:: Data

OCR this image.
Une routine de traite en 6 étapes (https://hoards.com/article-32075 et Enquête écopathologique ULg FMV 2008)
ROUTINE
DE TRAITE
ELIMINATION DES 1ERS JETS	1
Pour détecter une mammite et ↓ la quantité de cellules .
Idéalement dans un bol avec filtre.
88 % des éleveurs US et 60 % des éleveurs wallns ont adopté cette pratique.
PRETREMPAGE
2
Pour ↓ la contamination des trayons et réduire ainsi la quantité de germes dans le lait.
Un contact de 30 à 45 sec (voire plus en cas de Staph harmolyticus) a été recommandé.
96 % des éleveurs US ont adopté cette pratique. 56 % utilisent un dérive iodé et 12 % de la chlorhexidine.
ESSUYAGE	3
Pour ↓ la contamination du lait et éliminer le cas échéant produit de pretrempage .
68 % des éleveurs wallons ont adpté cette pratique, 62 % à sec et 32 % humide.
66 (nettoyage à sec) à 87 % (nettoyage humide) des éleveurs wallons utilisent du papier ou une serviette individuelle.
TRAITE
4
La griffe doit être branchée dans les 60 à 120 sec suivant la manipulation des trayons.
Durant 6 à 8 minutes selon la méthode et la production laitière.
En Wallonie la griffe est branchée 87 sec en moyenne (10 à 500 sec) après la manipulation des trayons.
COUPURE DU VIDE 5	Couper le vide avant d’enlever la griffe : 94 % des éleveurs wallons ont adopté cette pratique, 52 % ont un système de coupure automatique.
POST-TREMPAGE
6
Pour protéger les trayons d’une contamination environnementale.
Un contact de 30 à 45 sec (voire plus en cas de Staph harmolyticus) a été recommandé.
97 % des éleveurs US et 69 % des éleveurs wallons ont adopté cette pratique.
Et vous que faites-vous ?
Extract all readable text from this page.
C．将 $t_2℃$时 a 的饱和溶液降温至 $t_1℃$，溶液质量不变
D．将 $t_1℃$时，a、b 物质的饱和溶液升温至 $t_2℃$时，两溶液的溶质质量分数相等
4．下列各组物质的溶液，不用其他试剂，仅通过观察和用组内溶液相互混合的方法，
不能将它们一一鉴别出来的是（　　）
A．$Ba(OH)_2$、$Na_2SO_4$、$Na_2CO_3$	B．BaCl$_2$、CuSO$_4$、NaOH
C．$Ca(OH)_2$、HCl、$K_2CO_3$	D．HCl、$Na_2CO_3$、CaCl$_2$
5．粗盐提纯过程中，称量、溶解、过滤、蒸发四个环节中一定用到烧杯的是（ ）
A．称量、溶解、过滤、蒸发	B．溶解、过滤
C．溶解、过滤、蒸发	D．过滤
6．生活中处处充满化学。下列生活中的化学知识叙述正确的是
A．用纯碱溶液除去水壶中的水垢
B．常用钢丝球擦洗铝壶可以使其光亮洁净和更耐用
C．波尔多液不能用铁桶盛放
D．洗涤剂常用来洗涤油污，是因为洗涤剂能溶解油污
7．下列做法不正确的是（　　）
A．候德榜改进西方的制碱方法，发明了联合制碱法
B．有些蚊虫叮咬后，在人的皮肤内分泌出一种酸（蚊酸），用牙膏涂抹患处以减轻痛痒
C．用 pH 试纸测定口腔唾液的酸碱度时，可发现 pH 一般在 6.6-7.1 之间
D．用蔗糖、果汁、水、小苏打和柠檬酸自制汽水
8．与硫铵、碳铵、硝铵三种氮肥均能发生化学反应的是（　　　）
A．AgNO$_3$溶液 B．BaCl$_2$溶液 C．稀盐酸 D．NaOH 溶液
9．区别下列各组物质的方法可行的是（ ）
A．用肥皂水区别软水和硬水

::::

Work to do: Exactly as written, please output every entry.

The answer:
OCR this image.
Une routine de traite en 6 étapes (https://hoards.com/article-32075 et Enquête écopathologique ULg FMV 2008)
ROUTINE
DE TRAITE
ELIMINATION DES 1ERS JETS	1
Pour détecter une mammite et ↓ la quantité de cellules .
Idéalement dans un bol avec filtre.
88 % des éleveurs US et 60 % des éleveurs wallns ont adopté cette pratique.
PRETREMPAGE
2
Pour ↓ la contamination des trayons et réduire ainsi la quantité de germes dans le lait.
Un contact de 30 à 45 sec (voire plus en cas de Staph harmolyticus) a été recommandé.
96 % des éleveurs US ont adopté cette pratique. 56 % utilisent un dérive iodé et 12 % de la chlorhexidine.
ESSUYAGE	3
Pour ↓ la contamination du lait et éliminer le cas échéant produit de pretrempage .
68 % des éleveurs wallons ont adpté cette pratique, 62 % à sec et 32 % humide.
66 (nettoyage à sec) à 87 % (nettoyage humide) des éleveurs wallons utilisent du papier ou une serviette individuelle.
TRAITE
4
La griffe doit être branchée dans les 60 à 120 sec suivant la manipulation des trayons.
Durant 6 à 8 minutes selon la méthode et la production laitière.
En Wallonie la griffe est branchée 87 sec en moyenne (10 à 500 sec) après la manipulation des trayons.
COUPURE DU VIDE 5	Couper le vide avant d’enlever la griffe : 94 % des éleveurs wallons ont adopté cette pratique, 52 % ont un système de coupure automatique.
POST-TREMPAGE
6
Pour protéger les trayons d’une contamination environnementale.
Un contact de 30 à 45 sec (voire plus en cas de Staph harmolyticus) a été recommandé.
97 % des éleveurs US et 69 % des éleveurs wallons ont adopté cette pratique.
Et vous que faites-vous ?
Extract all readable text from this page.
C．将 $t_2℃$时 a 的饱和溶液降温至 $t_1℃$，溶液质量不变
D．将 $t_1℃$时，a、b 物质的饱和溶液升温至 $t_2℃$时，两溶液的溶质质量分数相等
4．下列各组物质的溶液，不用其他试剂，仅通过观察和用组内溶液相互混合的方法，
不能将它们一一鉴别出来的是（　　）
A．$Ba(OH)_2$、$Na_2SO_4$、$Na_2CO_3$	B．BaCl$_2$、CuSO$_4$、NaOH
C．$Ca(OH)_2$、HCl、$K_2CO_3$	D．HCl、$Na_2CO_3$、CaCl$_2$
5．粗盐提纯过程中，称量、溶解、过滤、蒸发四个环节中一定用到烧杯的是（ ）
A．称量、溶解、过滤、蒸发	B．溶解、过滤
C．溶解、过滤、蒸发	D．过滤
6．生活中处处充满化学。下列生活中的化学知识叙述正确的是
A．用纯碱溶液除去水壶中的水垢
B．常用钢丝球擦洗铝壶可以使其光亮洁净和更耐用
C．波尔多液不能用铁桶盛放
D．洗涤剂常用来洗涤油污，是因为洗涤剂能溶解油污
7．下列做法不正确的是（　　）
A．候德榜改进西方的制碱方法，发明了联合制碱法
B．有些蚊虫叮咬后，在人的皮肤内分泌出一种酸（蚊酸），用牙膏涂抹患处以减轻痛痒
C．用 pH 试纸测定口腔唾液的酸碱度时，可发现 pH 一般在 6.6-7.1 之间
D．用蔗糖、果汁、水、小苏打和柠檬酸自制汽水
8．与硫铵、碳铵、硝铵三种氮肥均能发生化学反应的是（　　　）
A．AgNO$_3$溶液 B．BaCl$_2$溶液 C．稀盐酸 D．NaOH 溶液
9．区别下列各组物质的方法可行的是（ ）
A．用肥皂水区别软水和硬水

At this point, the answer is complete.